**Extrahierter Text:**
◇ ◇ ◇

Name des Einsprechenden: Henkel AG & Co. KGaA
Kammer: 3.3.10
Leitsatz: -
Relevante Rechtsnormen:
European Patent Convention Art 54
European Patent Convention Art 56
Schlagwörter: Neuheit - Hauptantrag (ja)
Erfinderische Tätigkeit - Hauptantrag (ja)
Orientierungssatz:

-

Angeführte Entscheidungen:
T 0988/95
T 1029/96
T 0218/00
Anführungen in anderen Entscheidungen:
-

Sachverhalt und Anträge

I. Die Beschwerde der Beschwerdeführerin (Einsprechende) richtet sich gegen die Entscheidung der Einspruchsabteilung, mit welcher das europäische Patent Nr. 2 374 483 in geänderter Fassung gemäß Hauptantrag vom 8. Dezember 2015 aufrecht erhalten wurde.

II. Der Wortlaut des unabhängigen Anspruchs 1 gemäß Hauptantrag vom 8. Dezember 2015 lautet wie folgt:

"1. Reinigungs- und Beduftungsmittel für den Sanitärbereich, welches Mittel wenigstens zwei Phasen umfasst, wobei

die erste Phase eine Gel- oder Seifenphase oder ein auf wasserlöslichen oder wasserdispergierbaren Polymeren basierendes System ist und die erste Phase einen ersten Duftstoff und wenigstens 5 Gew.% eines Lösemittels umfasst, wobei Duftstoffe ebenfalls Lösemittel sind, sofern sie flüssig sind und als Lösemittel dienen, und die zweite Phase eine Reinigungsmittelformkörperphase ist, die wenigstens 10 Gew.% Tenside und einen zweiten Duftstoff umfasst,

der erste und der zweite Duftstoff voneinander verschieden sind und die Auflösegeschwindigkeit der ersten und der zweiten Phase in Wasser unterschiedlich ist, wobei die erste Phase einen Teil der Oberfläche des Mittels bildet, um ein kontinuierliches Abdampfen des ersten Duftstoffs aus der ersten Phase zu gewährleisten und die Reinigungsmittelformkörperphase einen weiteren Teil der Oberfläche des Mittels bildet, um durch Abspülen der Reinigungsmittelformkörperphase den zweiten Duftstoff freizusetzen und der Anteil der Reinigungsmittelformkörperphase in dem Mittel wenigstens 50 Gew.% beträgt."

◇ ◇ ◇

**Aufgabenstellung 1:**
Nenne sämtliche Aktenzeichen, die der extrahierte Text unter „Angeführte Entscheidungen“ aufführt.
**Aufgabenstellung 2:**
Gib aus dem extrahierten Text den Abschnitt wortgetreu zurück, der bei „Name des Einsprechenden: Henkel“ beginnt und bei „Tätigkeit - Hauptantrag (ja)“ endet.

◇ ◇ ◇

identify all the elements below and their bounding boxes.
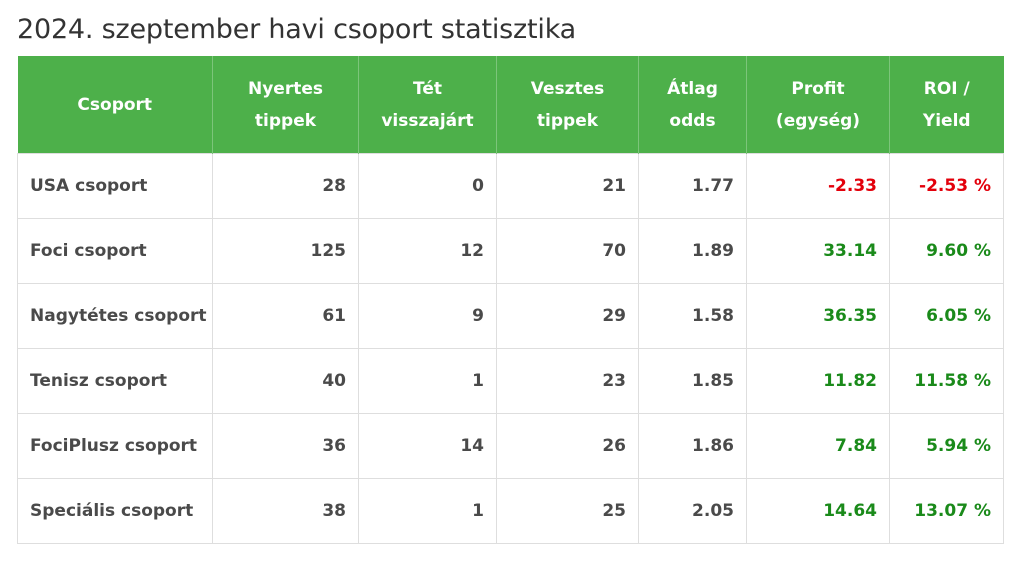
cell-atlag-odds: 1.58 [638,283,747,349]
cell-nyertes: 61 [212,283,359,349]
column-header-roi-yield: ROI / Yield [922,78,971,131]
cell-roi: 6.05 % [889,283,1004,349]
cell-visszajart: 1 [358,478,497,544]
stats-table: Csoport Nyertes tippek Tét visszajárt Vesz… [17,56,1004,544]
column-header-nyertes-tippek: Nyertes tippek [212,56,359,154]
column-header-vesztes-tippek: Vesztes tippek [496,56,639,154]
cell-visszajart: 12 [358,218,497,284]
cell-visszajart: 0 [358,153,497,219]
cell-visszajart: 1 [358,348,497,414]
table-row: Speciális csoport 38 1 25 2.05 14.64 13.… [17,478,1004,544]
cell-nyertes: 40 [212,348,359,414]
table-row: FociPlusz csoport 36 14 26 1.86 7.84 5.9… [17,413,1004,479]
cell-vesztes: 25 [496,478,639,544]
cell-nyertes: 28 [212,153,359,219]
cell-visszajart: 9 [358,283,497,349]
column-header-atlag-odds: Átlag odds [638,56,747,154]
cell-vesztes: 21 [496,153,639,219]
table-row: Tenisz csoport 40 1 23 1.85 11.82 11.58 … [17,348,1004,414]
cell-profit: 11.82 [746,348,890,414]
cell-roi: 5.94 % [889,413,1004,479]
column-header-tet-visszajart: Tét visszajárt [358,56,497,154]
cell-atlag-odds: 1.77 [638,153,747,219]
cell-csoport: USA csoport [17,153,213,219]
cell-csoport: Speciális csoport [17,478,213,544]
cell-visszajart: 14 [358,413,497,479]
table-row: USA csoport 28 0 21 1.77 -2.33 -2.53 % [17,153,1004,219]
cell-vesztes: 23 [496,348,639,414]
cell-profit: 7.84 [746,413,890,479]
cell-nyertes: 38 [212,478,359,544]
cell-nyertes: 36 [212,413,359,479]
cell-roi: 9.60 % [889,218,1004,284]
page-title: 2024. szeptember havi csoport statisztik… [17,14,576,45]
cell-roi: 13.07 % [889,478,1004,544]
cell-csoport: Tenisz csoport [17,348,213,414]
table-row: Foci csoport 125 12 70 1.89 33.14 9.60 % [17,218,1004,284]
cell-csoport: FociPlusz csoport [17,413,213,479]
cell-roi: 11.58 % [889,348,1004,414]
cell-profit: -2.33 [746,153,890,219]
column-header-csoport: Csoport [17,56,213,154]
cell-profit: 33.14 [746,218,890,284]
cell-vesztes: 29 [496,283,639,349]
cell-profit: 14.64 [746,478,890,544]
table-header-row: Csoport Nyertes tippek Tét visszajárt Vesz… [17,56,1004,154]
column-header-profit: Profit (egység) [746,56,890,154]
table-row: Nagytétes csoport 61 9 29 1.58 36.35 6.0… [17,283,1004,349]
cell-csoport: Nagytétes csoport [17,283,213,349]
cell-nyertes: 125 [212,218,359,284]
cell-atlag-odds: 2.05 [638,478,747,544]
cell-atlag-odds: 1.86 [638,413,747,479]
cell-atlag-odds: 1.89 [638,218,747,284]
cell-vesztes: 70 [496,218,639,284]
cell-vesztes: 26 [496,413,639,479]
cell-profit: 36.35 [746,283,890,349]
cell-csoport: Foci csoport [17,218,213,284]
cell-roi: -2.53 % [889,153,1004,219]
cell-atlag-odds: 1.85 [638,348,747,414]
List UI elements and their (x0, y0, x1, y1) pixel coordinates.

◇ ◇ ◇

**Übungsergebnis 1:**
T 0988/95
T 1029/96
T 0218/00

**Übungsergebnis 2:**
Name des Einsprechenden: Henkel AG & Co. KGaA
Kammer: 3.3.10
Leitsatz: -
Relevante Rechtsnormen:
European Patent Convention Art 54
European Patent Convention Art 56
Schlagwörter: Neuheit - Hauptantrag (ja)
Erfinderische Tätigkeit - Hauptantrag (ja)